Selected extract =
Implementing Binary search tree in python?

Question

I am trying to do insert function in python for BST but I am just confused on how to access the public methods properly and its giving me some grief, right now when I test it it just stops at the first test and says nonetype object has no attribute data but how am I suppose to access data when t = tree() and tree doesn't have a data constructor?

class Node(object):
    def __init__(self, data):
       self.parent = None
       self.left = None
       self.right = None
       self.data = data

class Tree(object):
# Binary Search Tree
# class constants
PREORDER = 1
INORDER = 2
POSTORDER = 3

   def __init__(self):
    # Do not create any other private variables.
    # You may create more helper methods as needed.
       self.root = None

   def print(self):
    # Print the data of all nodes in order
      self.__print(self.root)


   def __print(self, curr_node):
    # Recursively print a subtree (in order), rooted at curr_node
       if curr_node is not None:
           self.__print(curr_node.left)
           print(str(curr_node.data), end=' ')  # save space
           self.__print(curr_node.right)


   def insert(self, data):
    # Find the right spot in the tree for the new node
    # Make sure to check if anything is in the tree
    # Hint: if a node n is null, calling n.getData() will cause an error
      root = Node(data)
      print("this is my", self.root)
      if self.root is None:
          self.root = root
          return Node(data)
      else:
          if root.data == data:
              return root
          elif root.data < data:
              root.right = insert(root.right,data)
          else:
              root.left = insert(root.left, data)
      return root

And this is the test cases that I'm running with

import lab3
import unittest

class T0_tree__insert(unittest.TestCase):

    def test_balanced_binary_search_tree(self):
        print("\n")
        print("tree_insert_with_individual_check")
        t = lab3.Tree()

        t.insert(4)
        t.insert(2)
        t.insert(6)
        t.insert(1)
        t.insert(3)
        t.insert(5)
        t.insert(7)

        #The following check is without using tree as an iterator (which uses inorder traversal)
        #So this function also does not check the implementation of the traversal function

        self.assertEqual(t.root.data, 4)
        self.assertEqual(t.root.left.data, 2)
        self.assertEqual(t.root.left.left.data, 1)
        self.assertEqual(t.root.left.right.data, 3)
        self.assertEqual(t.root.right.data, 6)
        self.assertEqual(t.root.right.left.data, 5)
        self.assertEqual(t.root.right.right.data, 7)

        print("\n")

Answer 1

Provided two options

1. Adds a helper function for insert to Tree (similar to helper print function __print). This allows keeping track of node we are traversing in the tree
2. Non-recursive insert which processes through nodes.

Problems to work on =
1. In the binary search tree thread, what error message does the asker say appears when the first test runs?
2. Echo the binary search tree thread, starting with "self.assertEqual(t.root.left.data, 2)" and going on through "self.assertEqual(t.root.right.left.data, 5)".
3. In the binary search tree thread, list every number the test case passes to t.insert, in the order they are inserted.
Work only from the binary search tree thread.

[Boxed element entries]

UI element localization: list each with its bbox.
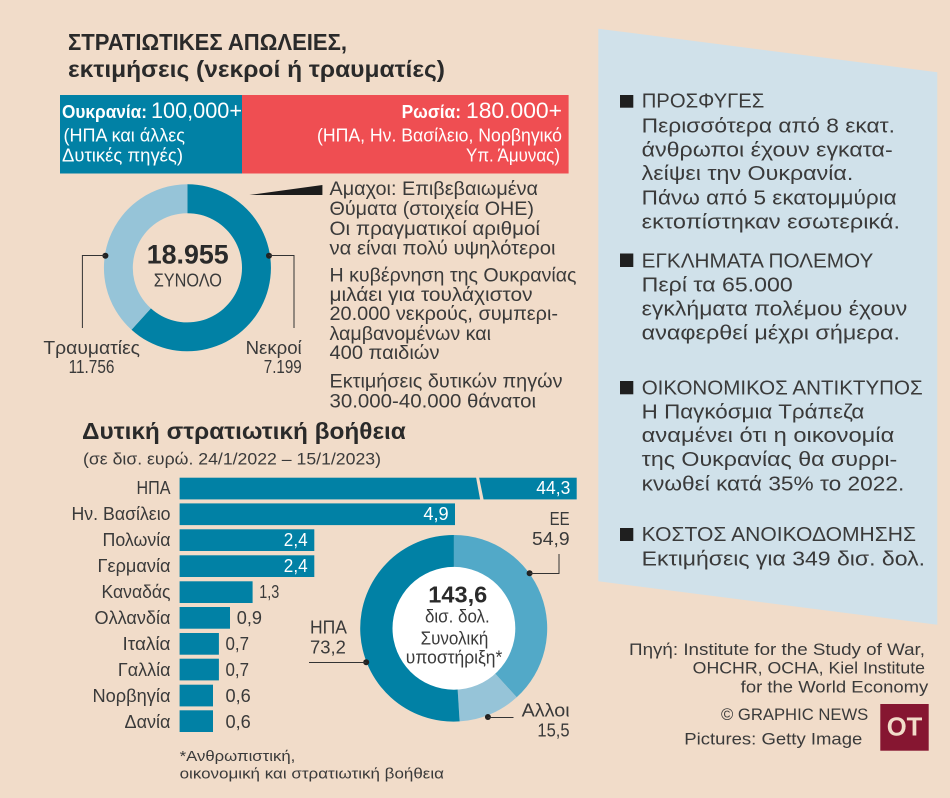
panel: Ukraine losses bar: Δυτικές πηγές) [62,145,183,166]
section: war crimes: ΕΓΚΛΗΜΑΤΑ ΠΟΛΕΜΟΥ [642,249,874,272]
bar chart: aid by country: ΗΠΑ [136,477,171,498]
title: military losses [68,29,445,82]
section: economic impact: ΟΙΚΟΝΟΜΙΚΟΣ ΑΝΤΙΚΤΥΠΟΣ [642,376,923,399]
bar chart: aid by country: Ιταλία [122,633,171,654]
text block: civilians estimates: μιλάει για τουλάχιστον [330,285,532,306]
text block: civilians estimates: Εκτιμήσεις δυτικών πηγών [330,372,562,393]
section: refugees: λείψει την Ουκρανία. [642,162,853,185]
callout: dead label [246,253,302,377]
section: war crimes: αναφερθεί μέχρι σήμερα. [642,321,900,344]
section: refugees: εκτοπίστηκαν εσωτερικά. [642,210,900,233]
panel: Ukraine losses bar: 100,000+ [151,98,242,123]
callout: others share [485,700,570,741]
bar chart: aid by country: 2,4 [284,555,308,576]
chart: total support donut [360,535,547,722]
section: reconstruction cost: ΚΟΣΤΟΣ ΑΝΟΙΚΟΔΟΜΗΣΗΣ [642,523,916,546]
bar chart: aid by country: Νορβηγία [92,685,171,706]
callout: dead label: 7.199 [264,356,302,377]
section: war crimes: εγκλήματα πολέμου έχουν [642,298,907,321]
section: reconstruction cost: Εκτιμήσεις για 349 δισ. δολ. [642,548,925,570]
source credits: Πηγή: Institute for the Study of War, [629,640,925,659]
bar chart: aid by country: 0,7 [226,633,249,654]
arrow: wedge pointer [249,185,322,195]
bar chart: aid by country: Καναδάς [102,581,171,602]
panel: Russia losses bar: Υπ. Άμυνας) [466,145,560,166]
text block: civilians estimates: 20.000 νεκρούς, συμπερι- [330,304,558,325]
panel: Russia losses bar: 180.000+ [466,98,562,123]
bar chart: aid by country: Γαλλία [118,659,171,680]
panel: Ukraine losses bar: Ουκρανία: [62,102,147,122]
section: war crimes [620,249,907,344]
bar chart: aid by country: 0,6 [226,685,251,706]
heading: western military aid [82,418,406,468]
text block: civilians estimates [330,179,576,413]
source credits: OHCHR, OCHA, Kiel Institute [693,659,925,678]
bar chart: aid by country: 44,3 [536,477,570,498]
bar chart: aid by country: 0,7 [226,659,249,680]
section: refugees: ΠΡΟΣΦΥΓΕΣ [642,90,764,113]
footnote: οικονομική και στρατιωτική βοήθεια [180,765,444,782]
section: refugees [620,90,900,233]
bar chart: aid by country [72,477,577,732]
panel: Russia losses bar: (ΗΠΑ, Ην. Βασίλειο, Νορβηγικό [317,125,562,146]
callout: wounded label [43,253,140,377]
chart: total support donut: Συνολική [421,628,488,648]
callout: EU share [527,508,570,576]
bar chart: aid by country: 2,4 [284,529,308,550]
callout: USA share: ΗΠΑ [310,616,348,637]
logo: OT [880,704,929,751]
chart: total support donut: υποστήριξη* [406,647,502,667]
section: refugees: Περισσότερα από 8 εκατ. [642,115,895,138]
section: economic impact: αναμένει ότι η οικονομία [642,424,894,447]
bar chart: aid by country: Ην. Βασίλειο [72,503,170,524]
text block: civilians estimates: Οι πραγματικοί αριθμοί [330,219,541,240]
callout: USA share [309,616,369,665]
chart: casualties donut: ΣΥΝΟΛΟ [154,271,222,291]
bar chart: aid by country: Ολλανδία [94,607,171,628]
logo: OT: OT [887,712,922,742]
panel: Ukraine losses bar [60,95,242,174]
footnote: *Ανθρωπιστική, [180,748,295,765]
heading: western military aid: (σε δισ. ευρώ. 24/1/2022 – 15/1/2023) [83,450,381,468]
text block: civilians estimates: Θύματα (στοιχεία ΟΗΕ) [330,199,534,220]
source credits [629,640,929,748]
chart: casualties donut [104,184,271,351]
callout: others share: 15,5 [537,720,570,741]
source credits: Pictures: Getty Image [684,729,862,748]
section: economic impact [620,376,923,495]
bar chart: aid by country: 1,3 [259,581,279,602]
bar chart: aid by country: 0,6 [226,711,251,732]
section: reconstruction cost [620,523,925,570]
section: refugees: άνθρωποι έχουν εγκατα- [642,138,893,161]
section: economic impact: της Ουκρανίας θα συρρι- [642,448,897,471]
text block: civilians estimates: Η κυβέρνηση της Ουκρανίας [330,266,576,287]
panel: key facts [598,29,937,625]
chart: casualties donut: 18.955 [147,239,229,269]
callout: EU share: ΕΕ [550,508,570,529]
bar chart: aid by country: Δανία [124,711,171,732]
source credits: © GRAPHIC NEWS [721,705,868,724]
bar chart: aid by country: 0,9 [237,607,262,628]
section: war crimes: Περί τα 65.000 [642,274,793,296]
title: military losses: ΣΤΡΑΤΙΩΤΙΚΕΣ ΑΠΩΛΕΙΕΣ, [68,29,347,55]
heading: western military aid: Δυτική στρατιωτική βοήθεια [82,418,406,444]
text block: civilians estimates: 400 παιδιών [330,343,440,364]
panel: Ukraine losses bar: (ΗΠΑ και άλλες [64,125,185,146]
callout: wounded label: 11.756 [69,356,114,377]
bar chart: aid by country: Γερμανία [98,555,171,576]
callout: dead label: Νεκροί [246,337,302,358]
callout: EU share: 54,9 [532,528,570,549]
title: military losses: εκτιμήσεις (νεκροί ή τραυματίες) [68,56,445,82]
callout: USA share: 73,2 [310,636,346,657]
section: economic impact: Η Παγκόσμια Τράπεζα [642,400,864,423]
source credits: for the World Economy [741,678,929,697]
bar chart: aid by country: 4,9 [423,503,449,524]
chart: total support donut: δισ. δολ. [425,607,490,627]
text block: civilians estimates: λαμβανομένων και [330,324,491,345]
text block: civilians estimates: 30.000-40.000 θάνατοι [330,392,536,413]
text block: civilians estimates: Αμαχοι: Επιβεβαιωμένα [330,179,538,200]
section: refugees: Πάνω από 5 εκατομμύρια [642,187,897,210]
text block: civilians estimates: να είναι πολύ υψηλότεροι [330,238,556,260]
panel: Russia losses bar [242,95,569,174]
panel: Russia losses bar: Ρωσία: [402,102,461,122]
footnote [180,748,444,782]
section: economic impact: κνωθεί κατά 35% το 2022. [642,472,904,495]
callout: wounded label: Τραυματίες [43,337,140,358]
callout: others share: Αλλοι [522,700,570,721]
chart: total support donut: 143,6 [428,581,487,607]
bar chart: aid by country: Πολωνία [102,529,171,550]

Responses in order =
1. It says nonetype object has no attribute data.

2.
self.assertEqual(t.root.left.data, 2)
        self.assertEqual(t.root.left.left.data, 1)
        self.assertEqual(t.root.left.right.data, 3)
        self.assertEqual(t.root.right.data, 6)
        self.assertEqual(t.root.right.left.data, 5)

3. 4, 2, 6, 1, 3, 5, 7